▶ **Record excerpts**:
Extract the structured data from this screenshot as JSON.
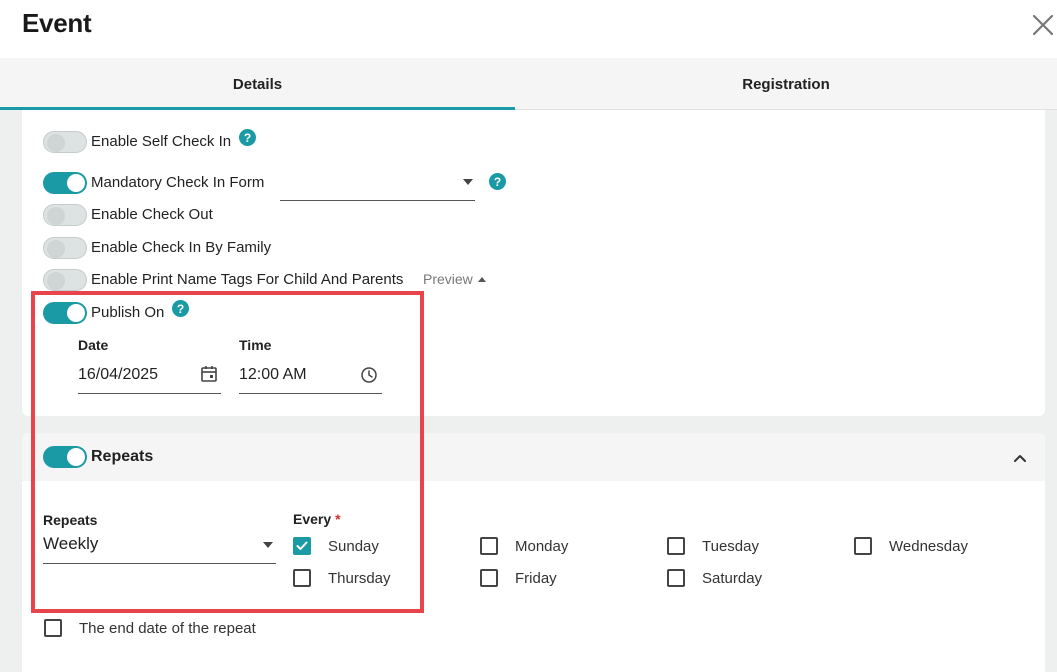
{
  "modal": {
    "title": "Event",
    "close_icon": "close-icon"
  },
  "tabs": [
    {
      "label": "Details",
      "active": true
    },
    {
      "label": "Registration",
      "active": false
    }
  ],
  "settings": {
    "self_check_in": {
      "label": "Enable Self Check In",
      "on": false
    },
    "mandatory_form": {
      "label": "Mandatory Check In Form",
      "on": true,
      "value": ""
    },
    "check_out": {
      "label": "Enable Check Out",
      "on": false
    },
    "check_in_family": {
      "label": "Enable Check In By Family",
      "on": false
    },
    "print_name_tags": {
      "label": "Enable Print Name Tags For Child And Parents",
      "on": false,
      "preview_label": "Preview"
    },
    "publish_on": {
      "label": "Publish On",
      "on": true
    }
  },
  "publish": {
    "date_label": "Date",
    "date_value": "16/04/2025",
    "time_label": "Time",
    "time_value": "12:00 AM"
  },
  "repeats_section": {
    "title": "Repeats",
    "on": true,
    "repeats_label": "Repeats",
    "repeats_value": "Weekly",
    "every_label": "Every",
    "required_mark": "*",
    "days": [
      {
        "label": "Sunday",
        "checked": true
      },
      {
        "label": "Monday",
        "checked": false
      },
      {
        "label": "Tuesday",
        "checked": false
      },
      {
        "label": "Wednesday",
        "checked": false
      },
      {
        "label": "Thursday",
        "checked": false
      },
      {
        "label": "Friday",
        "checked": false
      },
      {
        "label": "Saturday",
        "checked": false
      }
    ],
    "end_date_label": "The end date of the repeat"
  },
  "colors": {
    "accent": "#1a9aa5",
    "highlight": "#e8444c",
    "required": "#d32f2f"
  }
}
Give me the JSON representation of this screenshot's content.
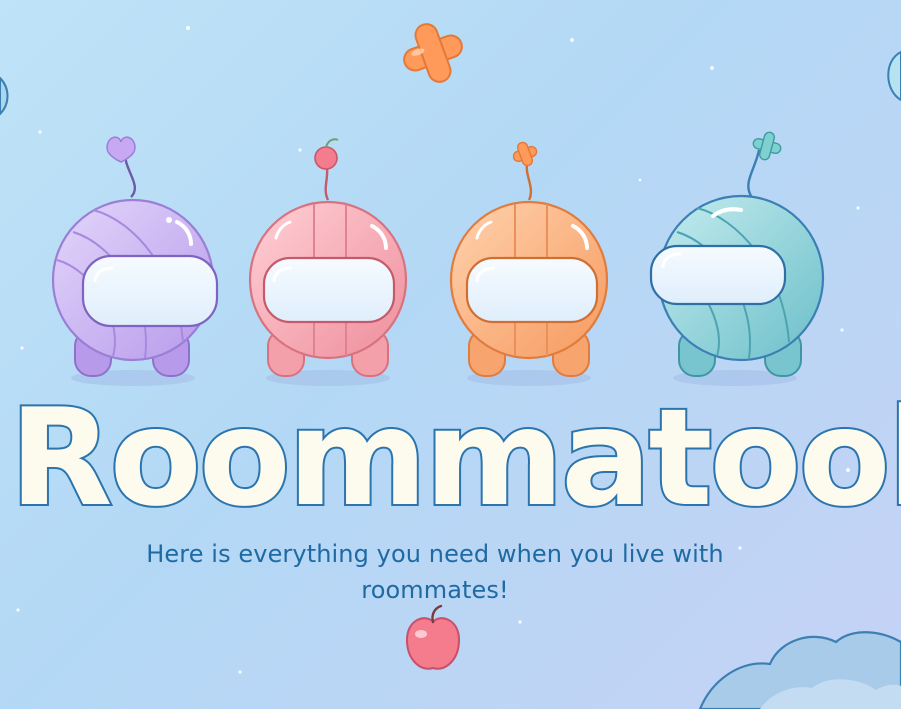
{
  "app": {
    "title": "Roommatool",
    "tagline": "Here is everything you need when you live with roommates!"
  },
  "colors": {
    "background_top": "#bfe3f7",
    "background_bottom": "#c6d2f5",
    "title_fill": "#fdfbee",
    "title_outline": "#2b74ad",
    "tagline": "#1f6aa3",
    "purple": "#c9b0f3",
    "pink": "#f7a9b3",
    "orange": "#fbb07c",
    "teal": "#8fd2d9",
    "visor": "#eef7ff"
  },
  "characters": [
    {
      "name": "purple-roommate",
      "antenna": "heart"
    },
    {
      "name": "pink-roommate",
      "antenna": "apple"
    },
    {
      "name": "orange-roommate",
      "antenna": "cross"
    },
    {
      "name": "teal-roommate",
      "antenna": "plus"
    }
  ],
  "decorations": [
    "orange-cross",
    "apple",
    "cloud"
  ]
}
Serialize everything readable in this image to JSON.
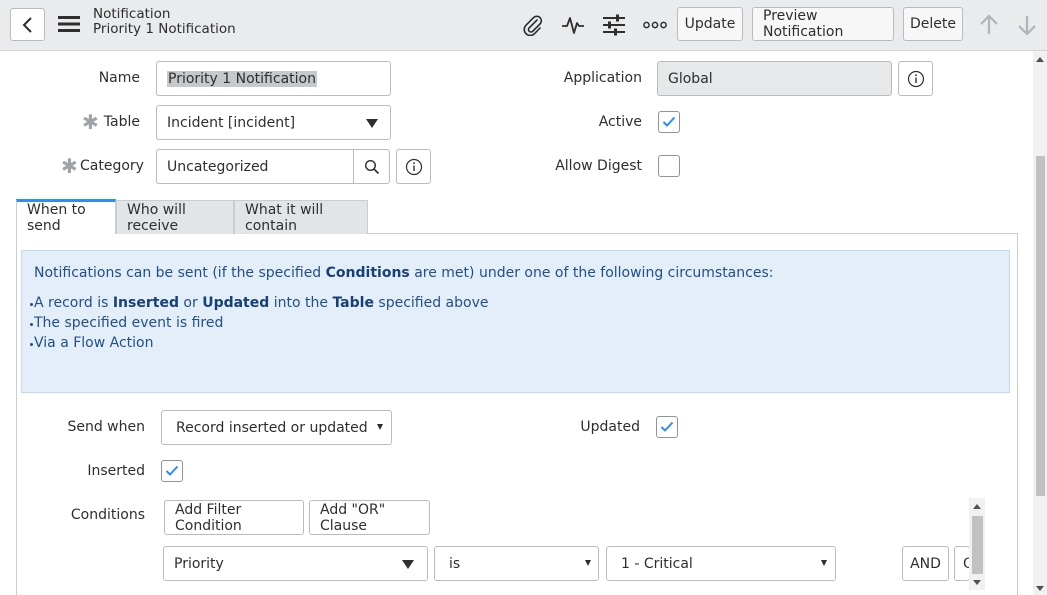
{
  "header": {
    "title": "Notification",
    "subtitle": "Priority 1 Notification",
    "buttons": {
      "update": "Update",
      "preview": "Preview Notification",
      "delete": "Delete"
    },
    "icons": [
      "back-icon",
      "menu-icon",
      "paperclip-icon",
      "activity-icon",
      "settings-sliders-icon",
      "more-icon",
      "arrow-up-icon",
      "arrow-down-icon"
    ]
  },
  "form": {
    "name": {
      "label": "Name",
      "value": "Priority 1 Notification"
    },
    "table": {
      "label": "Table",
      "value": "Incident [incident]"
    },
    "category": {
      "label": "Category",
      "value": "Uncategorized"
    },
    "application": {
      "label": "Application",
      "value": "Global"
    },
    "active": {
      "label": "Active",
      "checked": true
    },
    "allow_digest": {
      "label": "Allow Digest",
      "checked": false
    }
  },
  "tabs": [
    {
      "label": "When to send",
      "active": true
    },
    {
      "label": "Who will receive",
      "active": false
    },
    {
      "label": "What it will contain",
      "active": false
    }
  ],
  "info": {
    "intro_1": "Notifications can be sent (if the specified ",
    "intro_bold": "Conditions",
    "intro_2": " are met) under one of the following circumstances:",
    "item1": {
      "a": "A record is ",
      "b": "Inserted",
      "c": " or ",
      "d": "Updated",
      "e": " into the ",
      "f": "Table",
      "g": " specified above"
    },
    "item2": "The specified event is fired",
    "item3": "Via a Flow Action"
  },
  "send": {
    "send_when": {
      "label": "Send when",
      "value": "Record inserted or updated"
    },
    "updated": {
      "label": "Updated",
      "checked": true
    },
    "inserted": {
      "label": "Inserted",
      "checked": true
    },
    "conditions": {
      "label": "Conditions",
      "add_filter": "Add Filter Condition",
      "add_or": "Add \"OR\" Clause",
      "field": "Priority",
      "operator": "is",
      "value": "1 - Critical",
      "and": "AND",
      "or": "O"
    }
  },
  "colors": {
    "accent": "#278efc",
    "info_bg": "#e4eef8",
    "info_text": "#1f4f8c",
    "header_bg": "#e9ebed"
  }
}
==
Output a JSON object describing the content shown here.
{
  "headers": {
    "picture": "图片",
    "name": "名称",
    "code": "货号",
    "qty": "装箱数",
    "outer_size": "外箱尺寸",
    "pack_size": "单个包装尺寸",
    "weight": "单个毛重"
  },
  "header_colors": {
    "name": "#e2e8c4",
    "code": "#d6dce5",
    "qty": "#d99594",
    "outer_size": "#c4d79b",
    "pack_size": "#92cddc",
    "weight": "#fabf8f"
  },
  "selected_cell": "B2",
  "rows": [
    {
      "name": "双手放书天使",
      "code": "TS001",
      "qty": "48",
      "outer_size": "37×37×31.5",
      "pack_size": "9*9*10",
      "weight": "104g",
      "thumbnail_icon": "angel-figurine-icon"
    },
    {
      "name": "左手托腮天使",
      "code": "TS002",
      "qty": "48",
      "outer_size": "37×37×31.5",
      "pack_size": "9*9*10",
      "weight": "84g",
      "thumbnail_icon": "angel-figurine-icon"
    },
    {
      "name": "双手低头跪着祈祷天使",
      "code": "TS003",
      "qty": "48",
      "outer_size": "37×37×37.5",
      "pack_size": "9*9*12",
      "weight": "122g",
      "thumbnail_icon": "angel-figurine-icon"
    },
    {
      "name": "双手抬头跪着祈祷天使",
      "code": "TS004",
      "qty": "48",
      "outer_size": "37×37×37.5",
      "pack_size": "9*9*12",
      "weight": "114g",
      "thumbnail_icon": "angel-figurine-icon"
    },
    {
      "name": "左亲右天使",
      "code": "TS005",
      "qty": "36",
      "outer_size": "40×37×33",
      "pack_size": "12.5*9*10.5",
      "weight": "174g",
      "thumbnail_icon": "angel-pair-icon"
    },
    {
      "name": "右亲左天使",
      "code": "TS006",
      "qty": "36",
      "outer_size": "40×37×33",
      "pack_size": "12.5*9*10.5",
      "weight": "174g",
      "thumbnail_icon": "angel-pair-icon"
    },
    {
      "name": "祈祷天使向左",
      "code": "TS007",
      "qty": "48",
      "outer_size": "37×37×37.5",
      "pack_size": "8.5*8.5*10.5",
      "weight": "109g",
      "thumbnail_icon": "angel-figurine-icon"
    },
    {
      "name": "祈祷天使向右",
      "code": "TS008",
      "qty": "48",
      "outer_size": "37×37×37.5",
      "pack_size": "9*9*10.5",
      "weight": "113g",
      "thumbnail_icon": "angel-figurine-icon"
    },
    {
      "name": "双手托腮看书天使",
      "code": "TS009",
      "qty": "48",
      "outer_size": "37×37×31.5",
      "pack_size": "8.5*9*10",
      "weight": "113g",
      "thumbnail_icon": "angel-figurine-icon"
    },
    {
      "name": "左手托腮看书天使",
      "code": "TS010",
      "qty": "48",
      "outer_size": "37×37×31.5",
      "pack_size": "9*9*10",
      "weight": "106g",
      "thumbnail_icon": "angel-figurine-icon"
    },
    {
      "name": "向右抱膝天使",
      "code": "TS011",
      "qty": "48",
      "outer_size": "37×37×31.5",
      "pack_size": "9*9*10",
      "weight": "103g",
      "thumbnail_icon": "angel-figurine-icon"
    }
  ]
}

▶ **Request**:
Check each line of the entries for the string "will". Copy the lines that have it.

▶ **Output for this exercise**:
      "label": "Who will receive",
      "label": "What it will contain",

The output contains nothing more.